WRITTEN INSTRUCTION >>
Repeat every record below exactly, leaving out the pictures.
— Begin DATA FOR THE TASK —
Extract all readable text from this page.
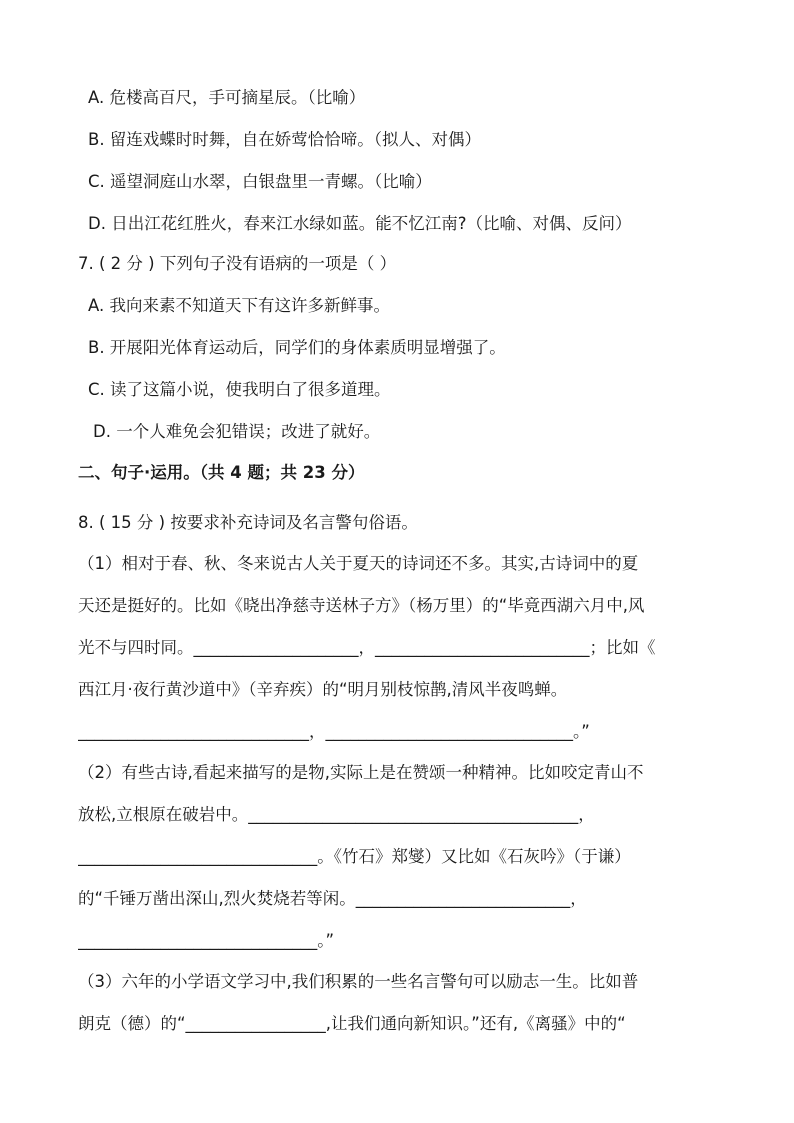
A. 危楼高百尺，手可摘星辰。（比喻）
B. 留连戏蝶时时舞，自在娇莺恰恰啼。（拟人、对偶）
C. 遥望洞庭山水翠，白银盘里一青螺。（比喻）
D. 日出江花红胜火，春来江水绿如蓝。能不忆江南?（比喻、对偶、反问）
7. ( 2 分 ) 下列句子没有语病的一项是（ ）
A. 我向来素不知道天下有这许多新鲜事。
B. 开展阳光体育运动后，同学们的身体素质明显增强了。
C. 读了这篇小说，使我明白了很多道理。
D. 一个人难免会犯错误；改进了就好。
二、句子·运用。（共 4 题；共 23 分）
8. ( 15 分 ) 按要求补充诗词及名言警句俗语。
（1）相对于春、秋、冬来说古人关于夏天的诗词还不多。其实,古诗词中的夏
天还是挺好的。比如《晓出净慈寺送林子方》（杨万里）的“毕竟西湖六月中,风
光不与四时同。____________________，__________________________；比如《
西江月·夜行黄沙道中》（辛弃疾）的“明月别枝惊鹊,清风半夜鸣蝉。
____________________________，______________________________。”
（2）有些古诗,看起来描写的是物,实际上是在赞颂一种精神。比如咬定青山不
放松,立根原在破岩中。________________________________________，
_____________________________。《竹石》郑燮）又比如《石灰吟》（于谦）
的“千锤万凿出深山,烈火焚烧若等闲。__________________________，
_____________________________。”
（3）六年的小学语文学习中,我们积累的一些名言警句可以励志一生。比如普
朗克（德）的“_________________,让我们通向新知识。”还有,《离骚》中的“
— End DATA FOR THE TASK —
TASK ANSWER >>
Extract all readable text from this page.
A. 危楼高百尺，手可摘星辰。（比喻）
B. 留连戏蝶时时舞，自在娇莺恰恰啼。（拟人、对偶）
C. 遥望洞庭山水翠，白银盘里一青螺。（比喻）
D. 日出江花红胜火，春来江水绿如蓝。能不忆江南?（比喻、对偶、反问）
7. ( 2 分 ) 下列句子没有语病的一项是（ ）
A. 我向来素不知道天下有这许多新鲜事。
B. 开展阳光体育运动后，同学们的身体素质明显增强了。
C. 读了这篇小说，使我明白了很多道理。
D. 一个人难免会犯错误；改进了就好。
二、句子·运用。（共 4 题；共 23 分）
8. ( 15 分 ) 按要求补充诗词及名言警句俗语。
（1）相对于春、秋、冬来说古人关于夏天的诗词还不多。其实,古诗词中的夏
天还是挺好的。比如《晓出净慈寺送林子方》（杨万里）的“毕竟西湖六月中,风
光不与四时同。____________________，__________________________；比如《
西江月·夜行黄沙道中》（辛弃疾）的“明月别枝惊鹊,清风半夜鸣蝉。
____________________________，______________________________。”
（2）有些古诗,看起来描写的是物,实际上是在赞颂一种精神。比如咬定青山不
放松,立根原在破岩中。________________________________________，
_____________________________。《竹石》郑燮）又比如《石灰吟》（于谦）
的“千锤万凿出深山,烈火焚烧若等闲。__________________________，
_____________________________。”
（3）六年的小学语文学习中,我们积累的一些名言警句可以励志一生。比如普
朗克（德）的“_________________,让我们通向新知识。”还有,《离骚》中的“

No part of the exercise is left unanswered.